Task details - Take all the material and copy it exactly.

======== Data records

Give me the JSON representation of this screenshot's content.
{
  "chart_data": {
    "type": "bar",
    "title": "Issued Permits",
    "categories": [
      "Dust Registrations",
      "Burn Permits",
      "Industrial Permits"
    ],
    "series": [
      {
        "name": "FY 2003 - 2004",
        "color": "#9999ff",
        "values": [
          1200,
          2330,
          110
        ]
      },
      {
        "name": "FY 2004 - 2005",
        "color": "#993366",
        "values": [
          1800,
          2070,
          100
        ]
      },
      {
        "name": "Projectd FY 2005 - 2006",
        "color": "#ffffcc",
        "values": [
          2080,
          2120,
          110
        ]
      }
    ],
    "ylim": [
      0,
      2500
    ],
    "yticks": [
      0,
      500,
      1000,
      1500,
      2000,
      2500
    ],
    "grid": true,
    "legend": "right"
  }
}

================

Solution -
Give me the JSON representation of this screenshot's content.
{
  "chart_data": {
    "type": "bar",
    "title": "Issued Permits",
    "categories": [
      "Dust Registrations",
      "Burn Permits",
      "Industrial Permits"
    ],
    "series": [
      {
        "name": "FY 2003 - 2004",
        "color": "#9999ff",
        "values": [
          1200,
          2330,
          110
        ]
      },
      {
        "name": "FY 2004 - 2005",
        "color": "#993366",
        "values": [
          1800,
          2070,
          100
        ]
      },
      {
        "name": "Projectd FY 2005 - 2006",
        "color": "#ffffcc",
        "values": [
          2080,
          2120,
          110
        ]
      }
    ],
    "ylim": [
      0,
      2500
    ],
    "yticks": [
      0,
      500,
      1000,
      1500,
      2000,
      2500
    ],
    "grid": true,
    "legend": "right"
  }
}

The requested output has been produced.